> **TESTO FORNITO**
GIORNALI, FRA CHIUSURE E STATI DI CRISI

dal sito Lettera43:
Se come, scriveva il filosofo tedesco Friedrich Hegel, «il giornale è la preghiera del mattino dell’uomo moderno», quello contemporaneo potrebbe diventare completamente ateo vista la morìa di riviste e quotidiani che ogni giorno stampano la loro ultima copia e spariscono dal mondo dell’informazione. Così è successo a Liberazione, a Sardegna24, a City. Così temono il Manifesto, il Foglio, Europa e Il Riformista e almeno 100 altre testate cartacee e radiotelevisive che rischiano di essere spazzate via dalla crisi, dallo switch off e dalle sforbiciate del governo Monti.
IN TRE ANNI 37 AZIENDE IN STATO DI CRISI. Dal 2009 a oggi sono state 37 le aziende editoriali a cui il ministero del Lavoro ha riconosciuto lo stato di crisi, concedendo di mandare in prepensionamento 591 dipendenti e1.210 giornalisti in cassa integrazione straordinaria e di applicare a ben 1.019 lavoratori i contratti di solidarietà. Una cura da cavallo che non è bastata a guarire il sistema dell’informazione sempre più in difficoltà. E così anche nel 2012 lo scenario rischia di essere uguale o peggiore di quello del 2011: serrate, redazioni decimate dalle ristrutturazioni, ricavi della pubblicità in continuo calo, blocco del turn over, aumento del precariato. E altri stati di crisi: Rcs periodici oltre a dover assorbire i giornalisti di City, ha già firmato l’accordo per altri 22 prepensionamenti, Il giornale di Sicilia ne ha chiesti 11, Il Sole 24 Ore e Radiocor hanno attivato i contratti di solidarietà, che a breve saranno applicati anche a Radio24 e alle Guide del Sole.

> **ESTRATTI DEI RECORD**
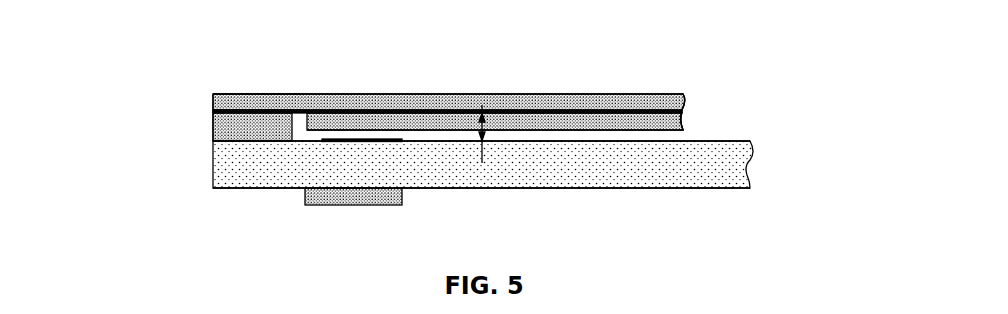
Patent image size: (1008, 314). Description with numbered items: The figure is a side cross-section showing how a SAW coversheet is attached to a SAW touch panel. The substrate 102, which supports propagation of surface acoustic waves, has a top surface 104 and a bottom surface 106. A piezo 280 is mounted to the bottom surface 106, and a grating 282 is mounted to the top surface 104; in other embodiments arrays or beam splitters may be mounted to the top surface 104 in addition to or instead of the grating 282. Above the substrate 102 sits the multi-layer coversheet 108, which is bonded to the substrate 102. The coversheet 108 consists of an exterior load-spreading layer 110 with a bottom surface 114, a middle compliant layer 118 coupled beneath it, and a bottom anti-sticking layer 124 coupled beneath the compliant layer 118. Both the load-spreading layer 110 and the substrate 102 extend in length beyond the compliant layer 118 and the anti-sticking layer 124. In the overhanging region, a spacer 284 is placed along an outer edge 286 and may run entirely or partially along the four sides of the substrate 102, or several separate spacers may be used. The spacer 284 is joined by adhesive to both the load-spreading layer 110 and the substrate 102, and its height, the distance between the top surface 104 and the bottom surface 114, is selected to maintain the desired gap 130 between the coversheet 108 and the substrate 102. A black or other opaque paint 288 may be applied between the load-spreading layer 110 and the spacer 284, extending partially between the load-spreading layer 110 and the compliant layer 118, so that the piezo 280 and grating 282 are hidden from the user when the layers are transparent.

The substrate 102 is at (745, 168).
The top surface 104 is at (735, 141).
The bottom surface 106 is at (712, 188).
The multi-layer coversheet 108 is at (798, 92).
The load-spreading layer 110 is at (683, 102).
The bottom surface 114 is at (615, 105).
The compliant layer 118 is at (683, 112).
The anti-sticking layer 124 is at (683, 125).
The gap 130 is at (482, 105).
The piezo 280 is at (356, 205).
The grating 282 is at (323, 142).
The spacer 284 is at (213, 125).
The outer edge 286 is at (115, 167).
The opaque paint 288 is at (213, 109).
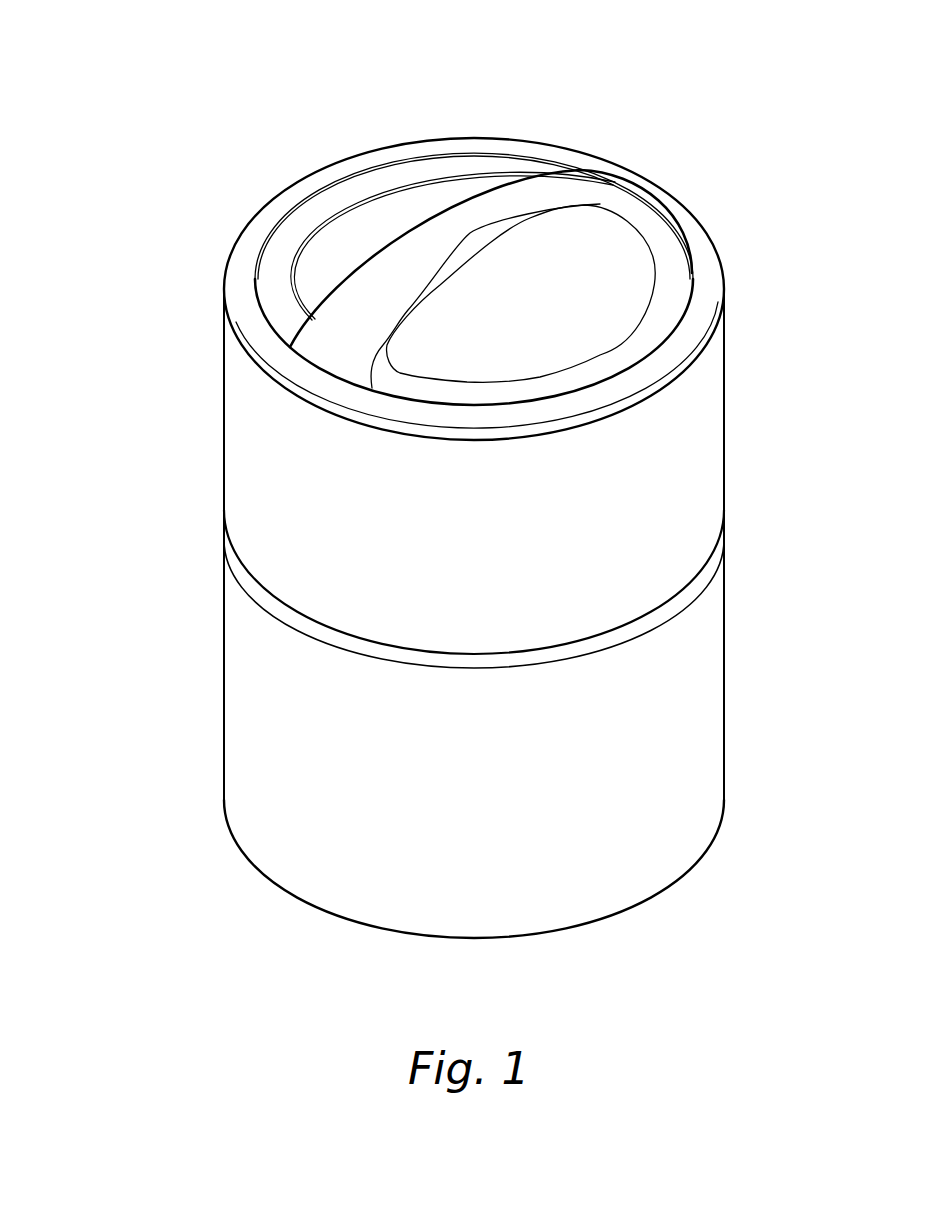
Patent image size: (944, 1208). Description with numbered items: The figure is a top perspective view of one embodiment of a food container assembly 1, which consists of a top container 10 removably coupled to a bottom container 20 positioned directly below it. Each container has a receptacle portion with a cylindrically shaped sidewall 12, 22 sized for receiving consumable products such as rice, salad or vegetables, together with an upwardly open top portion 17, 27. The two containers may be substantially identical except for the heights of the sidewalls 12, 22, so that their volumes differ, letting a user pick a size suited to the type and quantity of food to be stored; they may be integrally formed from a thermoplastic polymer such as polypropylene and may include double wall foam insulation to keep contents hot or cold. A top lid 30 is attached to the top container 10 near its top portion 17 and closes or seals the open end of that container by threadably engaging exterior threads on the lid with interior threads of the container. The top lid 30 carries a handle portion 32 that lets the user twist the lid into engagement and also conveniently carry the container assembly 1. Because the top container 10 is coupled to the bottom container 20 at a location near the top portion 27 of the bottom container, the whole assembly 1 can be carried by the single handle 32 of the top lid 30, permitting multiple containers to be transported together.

The food container assembly 1 is at (140, 56).
The top container 10 is at (150, 427).
The sidewall 12 is at (690, 448).
The top portion 17 is at (243, 256).
The bottom container 20 is at (150, 699).
The sidewall 22 is at (690, 698).
The top portion 27 is at (285, 612).
The top lid 30 is at (600, 283).
The handle portion 32 is at (462, 232).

> **ESERCIZI**
A - Rispondi in breve a queste domande sul testo sulla crisi dei giornali:
(i) Quali testate, secondo il testo, hanno già chiuso?
(ii) A quante aziende editoriali il ministero del Lavoro ha riconosciuto lo stato di crisi dal 2009?
(iii) Quanti prepensionamenti ha chiesto Il giornale di Sicilia?
B - Per favore, indica se ciascuna affermazione concorda con il testo sulla crisi dei giornali, rispondendo sì o no e citando le parole del testo che lo stabiliscono:
(i) A 1.019 lavoratori sono stati applicati i contratti di solidarietà.
(ii) I ricavi della pubblicità sono in crescita.
(iii) Radio24 ha già attivato i contratti di solidarietà.
C - Prosegui il testo sulla crisi dei giornali, partendo dall'ultima frase riportata.

> **SOLUZIONI**
A -
(i) Liberazione, Sardegna24 e City.
(ii) A 37 aziende.
(iii) 11.

B -
(i) Sì: "di applicare a ben 1.019 lavoratori i contratti di solidarietà".
(ii) No: "ricavi della pubblicità in continuo calo".
(iii) No: "che a breve saranno applicati anche a Radio24 e alle Guide del Sole".

C -
LE CONVENZIONI DI FORNITURA DELL’ANSA. Infine l’Ansa che a gennaio ha chiuso lo stato di crisi e ne ha chiesto un altro per far fronte ai 7 milioni di euro di tagli da parte dallo Stato, con il quale l’agenzia aveva numerose convenzioni di fornitura di servizi per ambasciate e ministeri. «Lo Stato è il suo principale committente e negli ultimi anni i tagli hanno superato i 12 milioni di euro mettendo in crisi l’azienda», racconta a Lettera43.it Franco Siddi, segretario generale della Federazione nazionale della stampa (Fnsi).
LA MANNAIA dei tagli all’editoria e l’uso illecito dei finanziamenti. Ad alimentare la crisi non sono infatti solo l’avvento dei nuovi media, la gratuità della Rete, i giovani che leggono sempre meno i quotidiani. A pesare sono soprattutto i tagli all’editoria da parte dello Stato.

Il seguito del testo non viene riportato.